The entries that follow should be written out exactly.

> **DATA EXCERPTS**
*****

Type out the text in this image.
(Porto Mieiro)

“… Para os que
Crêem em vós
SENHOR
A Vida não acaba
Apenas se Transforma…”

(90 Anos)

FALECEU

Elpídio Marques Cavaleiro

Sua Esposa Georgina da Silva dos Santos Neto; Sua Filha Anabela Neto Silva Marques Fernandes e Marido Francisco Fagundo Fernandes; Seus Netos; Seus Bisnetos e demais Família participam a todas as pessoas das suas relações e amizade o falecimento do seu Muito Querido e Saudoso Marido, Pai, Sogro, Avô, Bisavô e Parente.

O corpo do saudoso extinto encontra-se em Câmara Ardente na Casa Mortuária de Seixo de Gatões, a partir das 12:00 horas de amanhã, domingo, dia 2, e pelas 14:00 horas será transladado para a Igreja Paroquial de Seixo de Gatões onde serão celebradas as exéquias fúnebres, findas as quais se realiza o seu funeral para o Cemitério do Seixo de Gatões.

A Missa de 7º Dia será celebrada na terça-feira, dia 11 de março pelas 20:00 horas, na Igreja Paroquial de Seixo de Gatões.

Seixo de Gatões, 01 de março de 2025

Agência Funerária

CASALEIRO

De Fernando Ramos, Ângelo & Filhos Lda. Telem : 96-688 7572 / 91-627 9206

*****

> **SOLUTION**
Type out the text in this image.
(Porto Mieiro)

“… Para os que
Crêem em vós
SENHOR
A Vida não acaba
Apenas se Transforma…”

(90 Anos)

FALECEU

Elpídio Marques Cavaleiro

Sua Esposa Georgina da Silva dos Santos Neto; Sua Filha Anabela Neto Silva Marques Fernandes e Marido Francisco Fagundo Fernandes; Seus Netos; Seus Bisnetos e demais Família participam a todas as pessoas das suas relações e amizade o falecimento do seu Muito Querido e Saudoso Marido, Pai, Sogro, Avô, Bisavô e Parente.

O corpo do saudoso extinto encontra-se em Câmara Ardente na Casa Mortuária de Seixo de Gatões, a partir das 12:00 horas de amanhã, domingo, dia 2, e pelas 14:00 horas será transladado para a Igreja Paroquial de Seixo de Gatões onde serão celebradas as exéquias fúnebres, findas as quais se realiza o seu funeral para o Cemitério do Seixo de Gatões.

A Missa de 7º Dia será celebrada na terça-feira, dia 11 de março pelas 20:00 horas, na Igreja Paroquial de Seixo de Gatões.

Seixo de Gatões, 01 de março de 2025

Agência Funerária

CASALEIRO

De Fernando Ramos, Ângelo & Filhos Lda. Telem : 96-688 7572 / 91-627 9206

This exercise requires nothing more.